• **Required actions**:
• A. According to the Frieze New York article, why does the fair expand the reach of the Vision & Justice Project? Answer in one to three sentences.
• B. Transcribe the stretch of the Frieze New York article from "On display at" through "see the world.".
• C. Answer these questions from the Frieze New York article.
(i) On what date did the art fair begin?
(ii) How many galleries have works on display at the fair?
(iii) Who directed the HBO documentary Black Art: In the Absence of Light?
======== Exercise text ========
Frieze New York Art Fair Takes a Critical Look at Black Lives in Social Change Dialogue

Frieze New York Art Fair Takes a Critical Look at Black Lives in Social Change Dialogue

The examination and analysis of race and the role of art in portraying race and citizenship in the United States is on show at the New York edition of Frieze Art Fair 2021.

On display at the art fair that began on May 5 are works from sixty leading galleries paying tribute to social justice with artistic expressions by the world’s most influential artists.

Central to the theme of race and social change is the 2016 issue by Aperture magazine, The Vision & Justice Project, an assessment of photography in the African American experience. Frieze New York pays tribute to this project by expanding the reach of the Vision & Justice Project, in order to give potential new audiences access to a visual literacy that could change the way they see the world.

The experience as planned by Freize will take the form of digital events, artworks, institutional contributions, and special screenings. As a starting point, participants were asked the question: ‘How are the arts responsible for disrupting, complicating, or shifting narratives of visual representation in the public realm?’

"For the past year, so many of us have not only seen the pandemic, but also the incredibly important Black Lives Matter movement," said Rebecca Ann Siegel, director of content at Frieze. "This really felt like a moment to pay tribute to some work that is so resonant with today's issues."

According to Frieze New York website, as part of the Tribute, Aperture will launch The Vision & Justice Book Series, co-edited by Sarah Lewis, Leigh Raiford, and Deborah Willis, with the lead support of the Ford Foundation, that will extend the work of the award-winning 2016 ‘Vision & Justice’ issue in reexamining and redressing historical narratives of photography, race, and justice. 

It further stated that “what distinguishes this series is that it is deliberately corrective, addressing past omissions, contributing to the ongoing work of telling a richer, more racially inclusive story of photographic histories. Each volume will present essential voices who were not always recognized in their time, or during the early stages of their careers, but whose work across the twentieth and twenty-first centuries has had an immense impact on the history of the medium and on modern and contemporary culture at large.”

Another highlight of the program is an online screening of HBO documentary Black Art: In the Absence of Light, directed by Sam Pollard and inspired by the extraordinary impact of David Driskell’s landmark 1976 exhibition, Two Centuries of Black American Art. It will serve as a preamble to the work of some of the foremost African American visual artists working today.

The annual Frieze art fair, held in London, New York, and Los Angeles, usually features about 190 contemporary art galleries.
======== Records supplied ========
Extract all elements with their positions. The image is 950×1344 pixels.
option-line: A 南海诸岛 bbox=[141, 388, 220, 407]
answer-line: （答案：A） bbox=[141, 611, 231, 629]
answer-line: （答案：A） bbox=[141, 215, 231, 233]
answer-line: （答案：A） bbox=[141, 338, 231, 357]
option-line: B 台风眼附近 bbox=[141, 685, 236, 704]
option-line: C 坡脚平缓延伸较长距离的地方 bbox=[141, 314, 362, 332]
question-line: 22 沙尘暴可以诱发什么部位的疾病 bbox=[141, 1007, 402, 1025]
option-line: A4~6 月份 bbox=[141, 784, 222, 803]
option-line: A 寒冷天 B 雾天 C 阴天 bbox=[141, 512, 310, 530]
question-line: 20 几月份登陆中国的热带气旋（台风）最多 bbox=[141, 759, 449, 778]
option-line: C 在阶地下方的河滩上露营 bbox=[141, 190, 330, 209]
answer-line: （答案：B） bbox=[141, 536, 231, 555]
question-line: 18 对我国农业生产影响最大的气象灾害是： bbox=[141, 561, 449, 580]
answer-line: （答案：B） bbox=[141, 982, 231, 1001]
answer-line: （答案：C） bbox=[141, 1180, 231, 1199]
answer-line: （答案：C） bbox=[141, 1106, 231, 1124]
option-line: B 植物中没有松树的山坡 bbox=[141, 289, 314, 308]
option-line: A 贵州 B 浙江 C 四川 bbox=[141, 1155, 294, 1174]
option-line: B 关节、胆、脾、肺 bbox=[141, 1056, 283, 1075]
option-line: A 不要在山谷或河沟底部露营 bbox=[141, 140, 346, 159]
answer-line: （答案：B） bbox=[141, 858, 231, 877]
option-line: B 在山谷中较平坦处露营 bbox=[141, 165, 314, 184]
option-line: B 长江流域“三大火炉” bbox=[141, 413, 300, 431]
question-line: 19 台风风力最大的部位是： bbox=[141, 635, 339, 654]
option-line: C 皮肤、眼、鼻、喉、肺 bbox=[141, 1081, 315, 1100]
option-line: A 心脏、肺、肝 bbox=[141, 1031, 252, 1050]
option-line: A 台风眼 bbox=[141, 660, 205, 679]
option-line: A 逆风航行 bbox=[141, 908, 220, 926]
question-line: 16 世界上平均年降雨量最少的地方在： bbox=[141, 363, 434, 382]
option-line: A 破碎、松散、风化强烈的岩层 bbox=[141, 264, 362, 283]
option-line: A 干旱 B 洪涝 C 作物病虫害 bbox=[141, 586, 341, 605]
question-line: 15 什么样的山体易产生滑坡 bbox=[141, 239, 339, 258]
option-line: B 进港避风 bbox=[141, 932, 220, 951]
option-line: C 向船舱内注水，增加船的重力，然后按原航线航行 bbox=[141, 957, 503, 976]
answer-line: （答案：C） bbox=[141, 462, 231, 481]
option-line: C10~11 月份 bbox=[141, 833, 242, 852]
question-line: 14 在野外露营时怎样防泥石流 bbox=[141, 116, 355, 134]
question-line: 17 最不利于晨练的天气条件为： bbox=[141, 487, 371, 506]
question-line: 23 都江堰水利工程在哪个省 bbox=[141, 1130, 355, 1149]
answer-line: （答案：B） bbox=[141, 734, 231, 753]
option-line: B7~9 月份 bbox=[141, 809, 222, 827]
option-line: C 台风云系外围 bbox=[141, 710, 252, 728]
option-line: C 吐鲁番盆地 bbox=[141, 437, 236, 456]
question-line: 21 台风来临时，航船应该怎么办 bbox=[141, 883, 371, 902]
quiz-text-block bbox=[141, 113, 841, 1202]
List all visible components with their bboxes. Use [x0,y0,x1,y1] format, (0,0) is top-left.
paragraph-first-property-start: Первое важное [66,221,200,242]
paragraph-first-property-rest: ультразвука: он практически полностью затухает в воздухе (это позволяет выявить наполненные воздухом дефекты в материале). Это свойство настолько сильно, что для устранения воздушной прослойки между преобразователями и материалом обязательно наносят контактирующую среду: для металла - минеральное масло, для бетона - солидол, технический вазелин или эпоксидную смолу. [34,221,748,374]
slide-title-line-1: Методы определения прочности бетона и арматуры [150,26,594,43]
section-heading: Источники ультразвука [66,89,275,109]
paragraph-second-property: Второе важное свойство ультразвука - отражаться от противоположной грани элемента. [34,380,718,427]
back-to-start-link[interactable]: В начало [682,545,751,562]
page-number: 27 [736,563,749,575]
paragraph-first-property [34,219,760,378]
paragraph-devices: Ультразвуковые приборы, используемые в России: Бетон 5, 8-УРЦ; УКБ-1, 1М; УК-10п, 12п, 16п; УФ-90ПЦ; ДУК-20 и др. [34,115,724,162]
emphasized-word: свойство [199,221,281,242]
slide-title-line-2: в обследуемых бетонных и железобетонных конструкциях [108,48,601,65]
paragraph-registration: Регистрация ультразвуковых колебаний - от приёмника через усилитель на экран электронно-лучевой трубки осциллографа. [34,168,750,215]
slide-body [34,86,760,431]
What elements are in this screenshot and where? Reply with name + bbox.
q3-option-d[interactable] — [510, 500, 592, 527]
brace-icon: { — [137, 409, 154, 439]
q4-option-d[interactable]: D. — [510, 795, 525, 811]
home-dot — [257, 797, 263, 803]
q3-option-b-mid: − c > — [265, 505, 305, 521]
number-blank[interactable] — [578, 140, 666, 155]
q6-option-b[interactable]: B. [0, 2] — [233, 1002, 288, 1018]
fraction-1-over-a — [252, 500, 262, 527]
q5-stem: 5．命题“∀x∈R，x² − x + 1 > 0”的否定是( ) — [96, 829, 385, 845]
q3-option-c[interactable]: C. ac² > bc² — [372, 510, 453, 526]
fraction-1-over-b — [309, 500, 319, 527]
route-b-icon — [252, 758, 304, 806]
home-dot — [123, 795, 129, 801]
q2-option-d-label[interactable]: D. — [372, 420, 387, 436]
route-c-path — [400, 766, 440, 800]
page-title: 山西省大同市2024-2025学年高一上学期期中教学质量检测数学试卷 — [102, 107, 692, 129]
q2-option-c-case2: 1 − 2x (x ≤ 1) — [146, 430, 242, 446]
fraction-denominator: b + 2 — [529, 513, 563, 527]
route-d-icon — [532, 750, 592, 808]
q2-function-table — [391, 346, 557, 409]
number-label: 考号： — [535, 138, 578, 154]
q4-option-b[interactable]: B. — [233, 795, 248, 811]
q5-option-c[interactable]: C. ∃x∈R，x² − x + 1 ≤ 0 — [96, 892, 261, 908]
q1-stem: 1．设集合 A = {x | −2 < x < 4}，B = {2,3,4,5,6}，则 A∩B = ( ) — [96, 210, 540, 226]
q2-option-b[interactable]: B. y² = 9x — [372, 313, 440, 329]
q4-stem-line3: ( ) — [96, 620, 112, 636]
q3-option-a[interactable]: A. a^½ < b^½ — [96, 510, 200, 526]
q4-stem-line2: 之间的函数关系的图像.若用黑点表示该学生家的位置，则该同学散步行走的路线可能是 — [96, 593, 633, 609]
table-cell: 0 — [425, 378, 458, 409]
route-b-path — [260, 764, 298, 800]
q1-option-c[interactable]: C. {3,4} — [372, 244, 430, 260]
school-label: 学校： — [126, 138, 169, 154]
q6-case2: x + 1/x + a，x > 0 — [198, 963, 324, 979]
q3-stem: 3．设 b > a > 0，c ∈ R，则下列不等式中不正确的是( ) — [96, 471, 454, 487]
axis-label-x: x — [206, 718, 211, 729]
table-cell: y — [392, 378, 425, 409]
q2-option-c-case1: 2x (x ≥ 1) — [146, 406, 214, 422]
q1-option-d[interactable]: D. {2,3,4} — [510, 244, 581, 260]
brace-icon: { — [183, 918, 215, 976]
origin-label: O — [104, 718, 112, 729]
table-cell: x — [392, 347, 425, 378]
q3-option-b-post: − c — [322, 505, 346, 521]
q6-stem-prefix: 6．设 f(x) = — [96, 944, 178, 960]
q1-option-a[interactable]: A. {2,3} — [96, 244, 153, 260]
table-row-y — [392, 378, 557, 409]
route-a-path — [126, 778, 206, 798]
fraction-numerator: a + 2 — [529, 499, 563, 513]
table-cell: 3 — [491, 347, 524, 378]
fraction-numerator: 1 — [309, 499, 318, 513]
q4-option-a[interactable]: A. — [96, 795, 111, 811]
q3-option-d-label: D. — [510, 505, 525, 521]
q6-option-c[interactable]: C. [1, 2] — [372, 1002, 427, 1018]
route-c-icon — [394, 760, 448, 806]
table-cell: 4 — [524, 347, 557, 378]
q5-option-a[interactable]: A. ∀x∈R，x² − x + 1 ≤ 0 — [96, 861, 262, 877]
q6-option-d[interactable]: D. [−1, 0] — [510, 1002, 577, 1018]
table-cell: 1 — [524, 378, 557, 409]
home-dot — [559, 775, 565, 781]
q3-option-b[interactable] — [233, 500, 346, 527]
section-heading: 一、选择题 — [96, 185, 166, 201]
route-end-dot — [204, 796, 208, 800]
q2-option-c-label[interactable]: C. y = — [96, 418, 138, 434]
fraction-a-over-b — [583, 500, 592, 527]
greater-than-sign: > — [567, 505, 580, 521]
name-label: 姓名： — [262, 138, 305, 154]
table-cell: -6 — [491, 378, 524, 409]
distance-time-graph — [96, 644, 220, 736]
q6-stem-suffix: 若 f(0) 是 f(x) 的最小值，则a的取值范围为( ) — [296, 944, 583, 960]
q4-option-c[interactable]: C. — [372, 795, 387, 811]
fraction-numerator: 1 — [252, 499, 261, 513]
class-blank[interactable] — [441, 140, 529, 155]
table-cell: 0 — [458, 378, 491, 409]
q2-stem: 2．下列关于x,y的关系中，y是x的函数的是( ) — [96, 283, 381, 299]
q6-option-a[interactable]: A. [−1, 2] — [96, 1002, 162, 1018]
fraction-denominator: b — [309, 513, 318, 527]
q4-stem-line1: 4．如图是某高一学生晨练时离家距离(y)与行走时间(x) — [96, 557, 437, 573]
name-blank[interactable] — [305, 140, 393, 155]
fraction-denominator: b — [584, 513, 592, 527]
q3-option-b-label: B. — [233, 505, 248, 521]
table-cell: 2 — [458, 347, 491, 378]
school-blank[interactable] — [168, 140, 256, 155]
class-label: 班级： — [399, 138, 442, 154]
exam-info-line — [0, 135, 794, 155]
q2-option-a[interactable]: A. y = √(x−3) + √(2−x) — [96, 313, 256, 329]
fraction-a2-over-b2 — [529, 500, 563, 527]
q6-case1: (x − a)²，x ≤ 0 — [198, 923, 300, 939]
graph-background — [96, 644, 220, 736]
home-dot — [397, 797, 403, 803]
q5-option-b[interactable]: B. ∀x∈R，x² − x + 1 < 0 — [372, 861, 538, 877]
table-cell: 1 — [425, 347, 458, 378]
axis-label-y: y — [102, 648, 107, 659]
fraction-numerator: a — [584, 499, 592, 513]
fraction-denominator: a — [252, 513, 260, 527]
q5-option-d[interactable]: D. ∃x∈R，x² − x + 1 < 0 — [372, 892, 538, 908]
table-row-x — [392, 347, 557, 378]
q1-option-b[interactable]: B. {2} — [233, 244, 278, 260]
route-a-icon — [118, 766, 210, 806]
========
• **Results by task**:
• A. Frieze New York expands the project's reach to give potential new audiences access to a visual literacy that could change the way they see the world.

• B.
On display at the art fair that began on May 5 are works from sixty leading galleries paying tribute to social justice with artistic expressions by the world’s most influential artists.

Central to the theme of race and social change is the 2016 issue by Aperture magazine, The Vision & Justice Project, an assessment of photography in the African American experience. Frieze New York pays tribute to this project by expanding the reach of the Vision & Justice Project, in order to give potential new audiences access to a visual literacy that could change the way they see the world.

• C.
(i) May 5
(ii) Sixty
(iii) Sam Pollard